### [Job]
Of all the lines in the records, how many hold the word "link"? Answer with the number only.

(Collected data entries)

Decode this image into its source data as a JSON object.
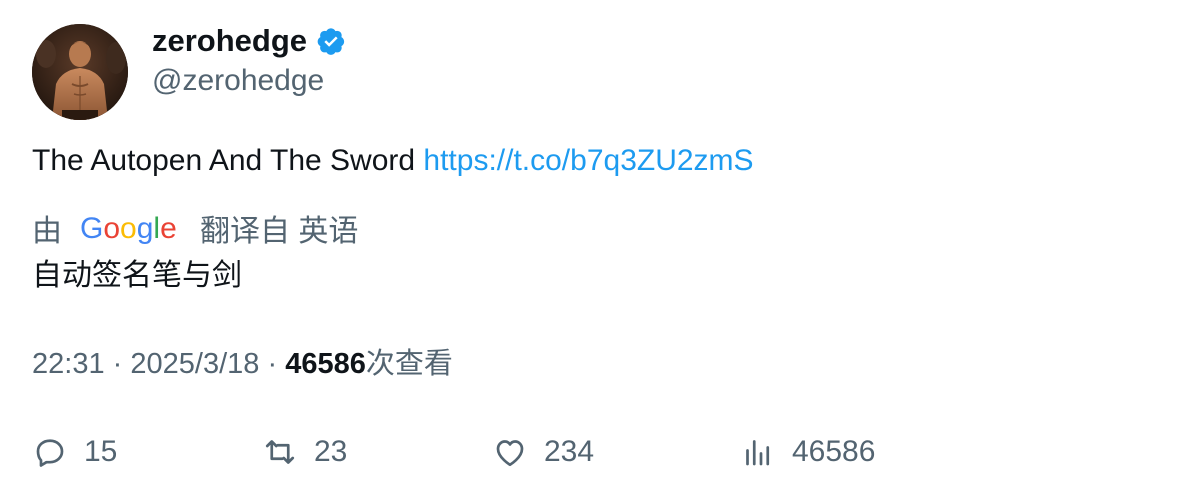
{
  "author": {
    "display_name": "zerohedge",
    "handle": "@zerohedge",
    "verified": true
  },
  "tweet": {
    "text": "The Autopen And The Sword",
    "link": "https://t.co/b7q3ZU2zmS"
  },
  "translation": {
    "prefix": "由",
    "provider": "Google",
    "suffix": "翻译自 英语",
    "translated_text": "自动签名笔与剑"
  },
  "meta": {
    "time": "22:31",
    "separator": "·",
    "date": "2025/3/18",
    "views_count": "46586",
    "views_label": "次查看"
  },
  "actions": {
    "replies": "15",
    "retweets": "23",
    "likes": "234",
    "views": "46586"
  },
  "colors": {
    "link": "#1d9bf0",
    "verified": "#1d9bf0",
    "secondary_text": "#536471",
    "primary_text": "#0f1419"
  }
}
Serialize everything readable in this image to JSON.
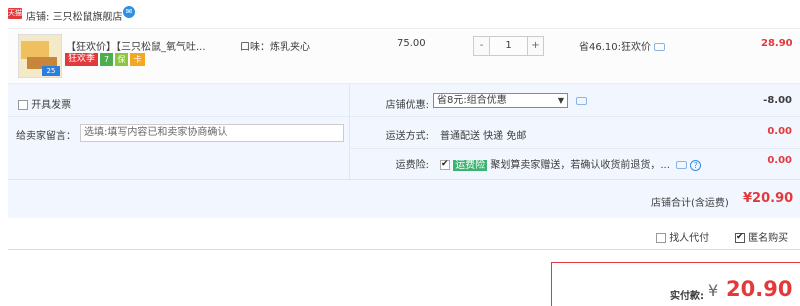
{
  "shop": {
    "badge": "天猫",
    "label": "店铺:",
    "name": "三只松鼠旗舰店",
    "ww_icon": "chat-icon"
  },
  "item": {
    "thumb_badge": "25",
    "title": "【狂欢价】【三只松鼠_氧气吐...",
    "sku": "口味：炼乳夹心",
    "promo_tag": "狂欢季",
    "tag_7": "7",
    "tag_shield": "保",
    "tag_card": "卡",
    "unit_price": "75.00",
    "qty_minus": "-",
    "qty_value": "1",
    "qty_plus": "+",
    "save_text": "省46.10:狂欢价",
    "subtotal": "28.90"
  },
  "options": {
    "invoice_label": "开具发票",
    "message_label": "给卖家留言：",
    "message_placeholder": "选填:填写内容已和卖家协商确认",
    "discount_label": "店铺优惠:",
    "discount_select": "省8元:组合优惠",
    "discount_amount": "-8.00",
    "shipping_label": "运送方式:",
    "shipping_value": "普通配送 快递 免邮",
    "shipping_amount": "0.00",
    "insurance_label": "运费险:",
    "insurance_tag": "运费险",
    "insurance_text": "聚划算卖家赠送，若确认收货前退货，...",
    "insurance_amount": "0.00"
  },
  "shop_total": {
    "label": "店铺合计(含运费)",
    "value": "¥20.90"
  },
  "footer": {
    "proxy_pay_label": "找人代付",
    "anonymous_label": "匿名购买",
    "anonymous_checked": true
  },
  "payment": {
    "label": "实付款:",
    "currency": "¥",
    "amount": "20.90"
  },
  "colors": {
    "accent_red": "#e4393c",
    "panel_blue": "#f2f7ff"
  }
}
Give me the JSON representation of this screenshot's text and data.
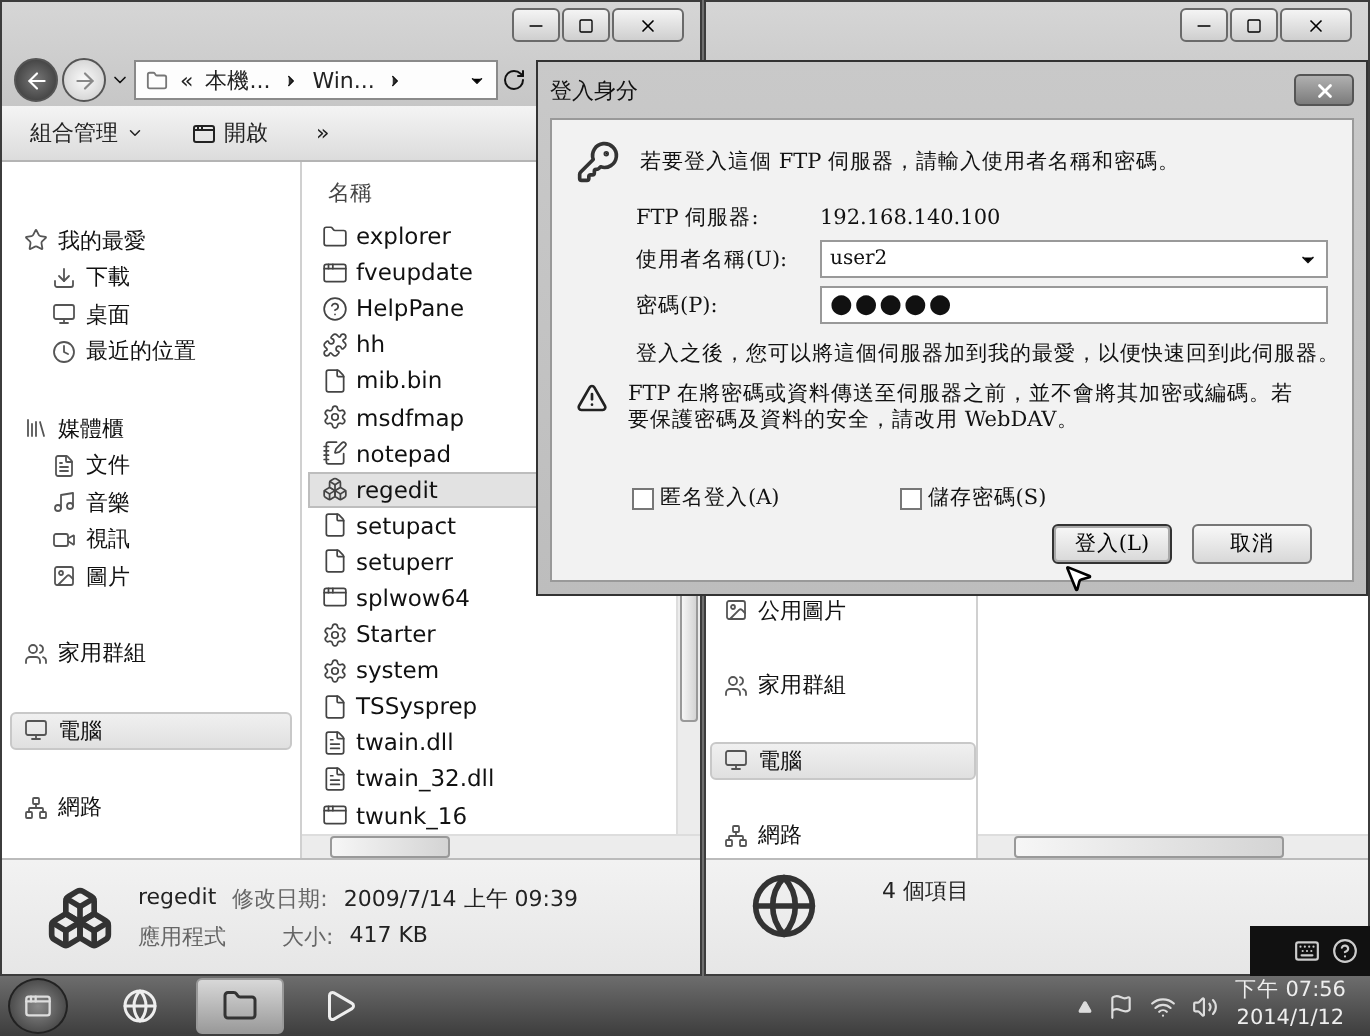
{
  "left_window": {
    "address": {
      "prefix": "«",
      "segments": [
        "本機...",
        "Win..."
      ]
    },
    "toolbar": [
      {
        "label": "組合管理",
        "kind": "menu"
      },
      {
        "label": "開啟",
        "kind": "open"
      },
      {
        "label": "»",
        "kind": "more"
      }
    ],
    "nav": [
      {
        "label": "我的最愛",
        "kind": "star",
        "selected": false,
        "children": [
          {
            "label": "下載",
            "kind": "download",
            "selected": false
          },
          {
            "label": "桌面",
            "kind": "desktop",
            "selected": false
          },
          {
            "label": "最近的位置",
            "kind": "recent",
            "selected": false
          }
        ]
      },
      {
        "label": "媒體櫃",
        "kind": "library",
        "selected": false,
        "children": [
          {
            "label": "文件",
            "kind": "document",
            "selected": false
          },
          {
            "label": "音樂",
            "kind": "music",
            "selected": false
          },
          {
            "label": "視訊",
            "kind": "video",
            "selected": false
          },
          {
            "label": "圖片",
            "kind": "picture",
            "selected": false
          }
        ]
      },
      {
        "label": "家用群組",
        "kind": "homegroup",
        "selected": false
      },
      {
        "label": "電腦",
        "kind": "computer",
        "selected": true
      },
      {
        "label": "網路",
        "kind": "network",
        "selected": false
      }
    ],
    "column_header": "名稱",
    "files": [
      {
        "name": "explorer",
        "kind": "folder",
        "selected": false
      },
      {
        "name": "fveupdate",
        "kind": "app",
        "selected": false
      },
      {
        "name": "HelpPane",
        "kind": "help",
        "selected": false
      },
      {
        "name": "hh",
        "kind": "helpdoc",
        "selected": false
      },
      {
        "name": "mib.bin",
        "kind": "file",
        "selected": false
      },
      {
        "name": "msdfmap",
        "kind": "settings",
        "selected": false
      },
      {
        "name": "notepad",
        "kind": "notepad",
        "selected": false
      },
      {
        "name": "regedit",
        "kind": "registry",
        "selected": true
      },
      {
        "name": "setupact",
        "kind": "file",
        "selected": false
      },
      {
        "name": "setuperr",
        "kind": "file",
        "selected": false
      },
      {
        "name": "splwow64",
        "kind": "app",
        "selected": false
      },
      {
        "name": "Starter",
        "kind": "settings",
        "selected": false
      },
      {
        "name": "system",
        "kind": "settings",
        "selected": false
      },
      {
        "name": "TSSysprep",
        "kind": "file",
        "selected": false
      },
      {
        "name": "twain.dll",
        "kind": "dll",
        "selected": false
      },
      {
        "name": "twain_32.dll",
        "kind": "dll",
        "selected": false
      },
      {
        "name": "twunk_16",
        "kind": "app",
        "selected": false
      }
    ],
    "details": {
      "name": "regedit",
      "modified_label": "修改日期:",
      "modified": "2009/7/14 上午 09:39",
      "type": "應用程式",
      "size_label": "大小:",
      "size": "417 KB"
    }
  },
  "right_window": {
    "nav": [
      {
        "label": "公用圖片",
        "kind": "picture",
        "selected": false
      },
      {
        "label": "家用群組",
        "kind": "homegroup",
        "selected": false
      },
      {
        "label": "電腦",
        "kind": "computer",
        "selected": true
      },
      {
        "label": "網路",
        "kind": "network",
        "selected": false
      }
    ],
    "status": "4 個項目"
  },
  "dialog": {
    "title": "登入身分",
    "intro": "若要登入這個 FTP 伺服器，請輸入使用者名稱和密碼。",
    "server_label": "FTP 伺服器:",
    "server": "192.168.140.100",
    "username_label": "使用者名稱(U):",
    "username": "user2",
    "password_label": "密碼(P):",
    "password": "●●●●●",
    "note": "登入之後，您可以將這個伺服器加到我的最愛，以便快速回到此伺服器。",
    "warning": "FTP 在將密碼或資料傳送至伺服器之前，並不會將其加密或編碼。若要保護密碼及資料的安全，請改用 WebDAV。",
    "checkboxes": [
      {
        "label": "匿名登入(A)",
        "checked": false
      },
      {
        "label": "儲存密碼(S)",
        "checked": false
      }
    ],
    "buttons": [
      {
        "label": "登入(L)",
        "kind": "default"
      },
      {
        "label": "取消",
        "kind": "normal"
      }
    ]
  },
  "taskbar": {
    "apps": [
      {
        "kind": "browser",
        "selected": false
      },
      {
        "kind": "explorer",
        "selected": true
      },
      {
        "kind": "media",
        "selected": false
      }
    ],
    "time": "下午 07:56",
    "date": "2014/1/12"
  }
}
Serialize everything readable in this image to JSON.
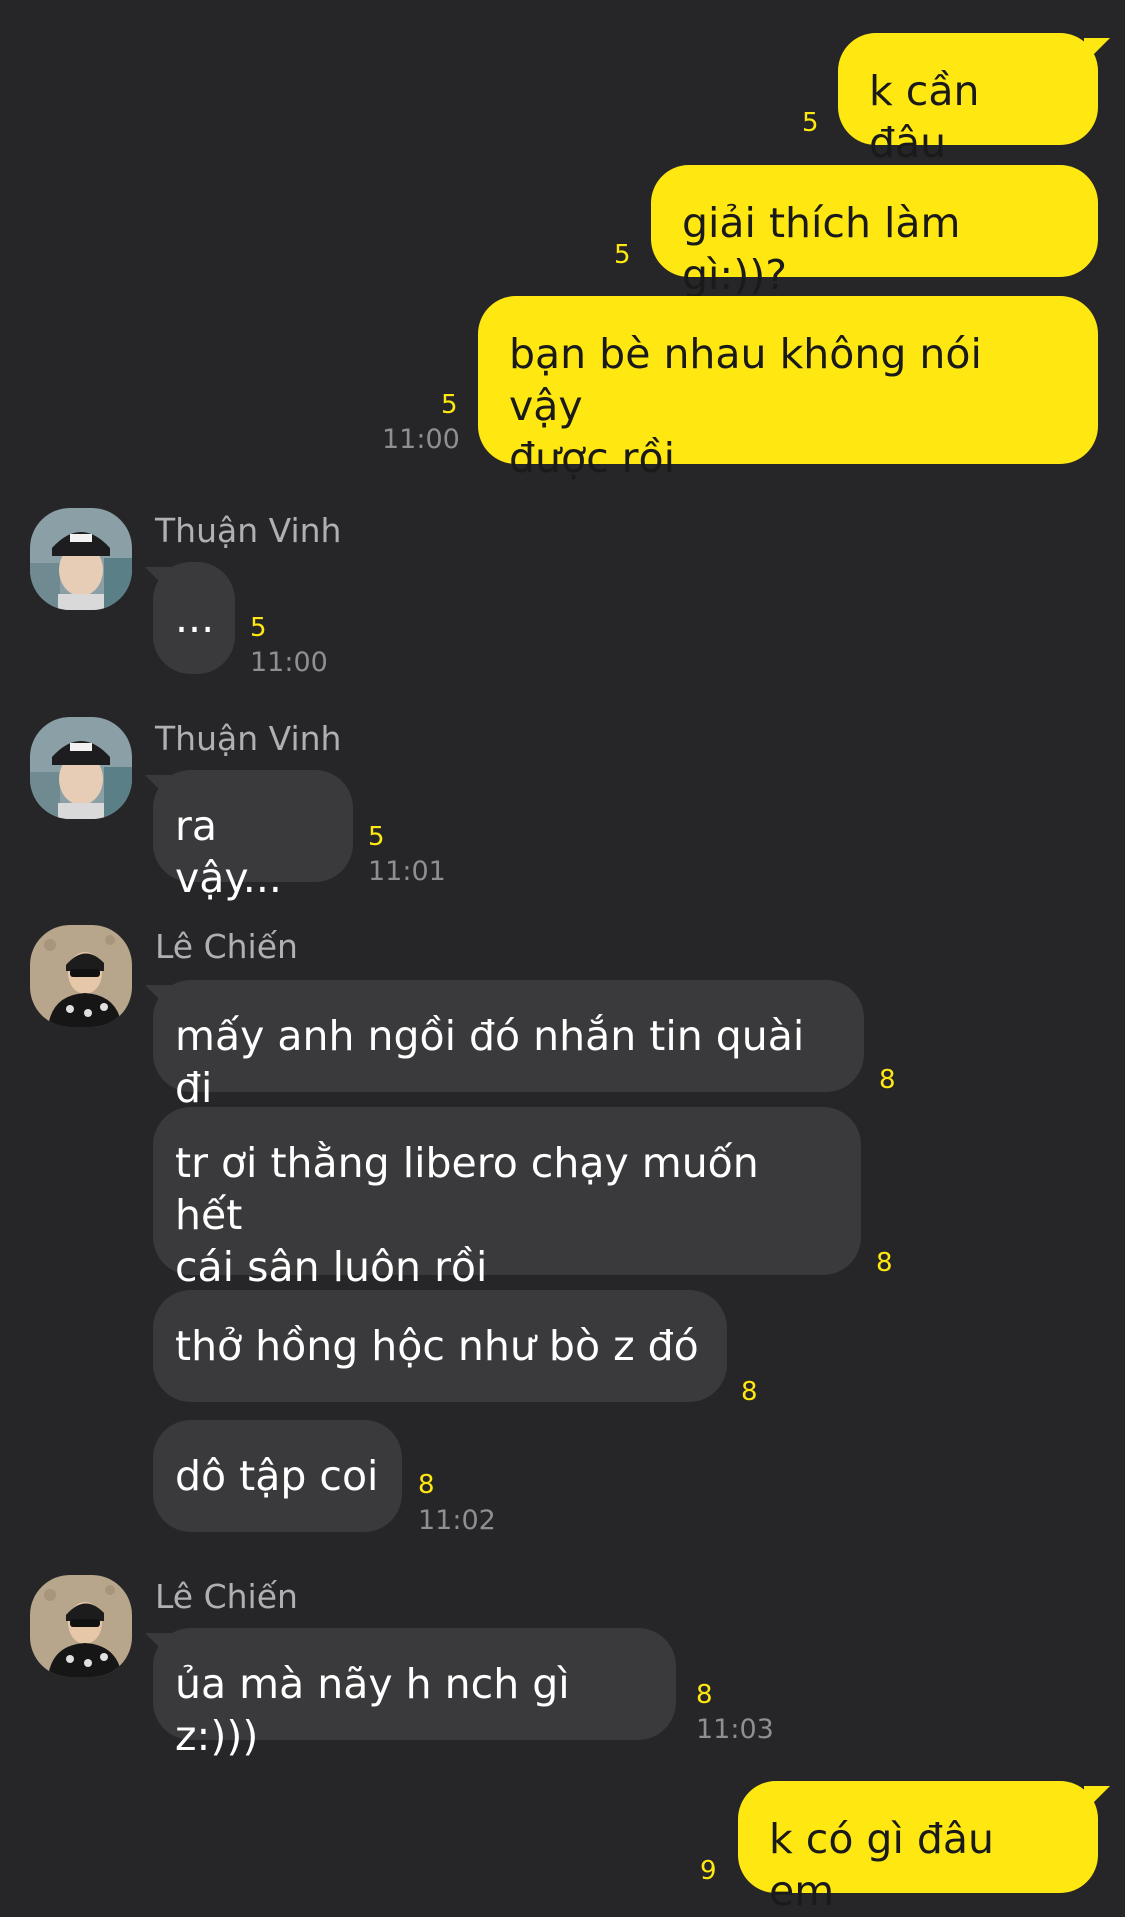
{
  "colors": {
    "background": "#262628",
    "outgoing_bubble": "#FFE812",
    "incoming_bubble": "#3a3a3c",
    "unread_count": "#FFE812",
    "timestamp": "#8e8e93",
    "sender_name": "#b0b0b4"
  },
  "messages": {
    "m1": {
      "text": "k cần đâu",
      "unread": "5"
    },
    "m2": {
      "text": "giải thích làm gì:))?",
      "unread": "5"
    },
    "m3": {
      "text": "bạn bè nhau không nói vậy\nđược rồi",
      "unread": "5",
      "time": "11:00"
    },
    "g1": {
      "sender": "Thuận Vinh",
      "avatar": "person-cap-avatar"
    },
    "m4": {
      "text": "...",
      "unread": "5",
      "time": "11:00"
    },
    "g2": {
      "sender": "Thuận Vinh",
      "avatar": "person-cap-avatar"
    },
    "m5": {
      "text": "ra vậy...",
      "unread": "5",
      "time": "11:01"
    },
    "g3": {
      "sender": "Lê Chiến",
      "avatar": "person-sunglasses-avatar"
    },
    "m6": {
      "text": "mấy anh ngồi đó nhắn tin quài đi",
      "unread": "8"
    },
    "m7": {
      "text": "tr ơi thằng libero chạy muốn hết\ncái sân luôn rồi",
      "unread": "8"
    },
    "m8": {
      "text": "thở hồng hộc như bò z đó",
      "unread": "8"
    },
    "m9": {
      "text": "dô tập coi",
      "unread": "8",
      "time": "11:02"
    },
    "g4": {
      "sender": "Lê Chiến",
      "avatar": "person-sunglasses-avatar"
    },
    "m10": {
      "text": "ủa mà nãy h nch gì z:)))",
      "unread": "8",
      "time": "11:03"
    },
    "m11": {
      "text": "k có gì đâu em",
      "unread": "9"
    }
  }
}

### [Answer to this problem]
2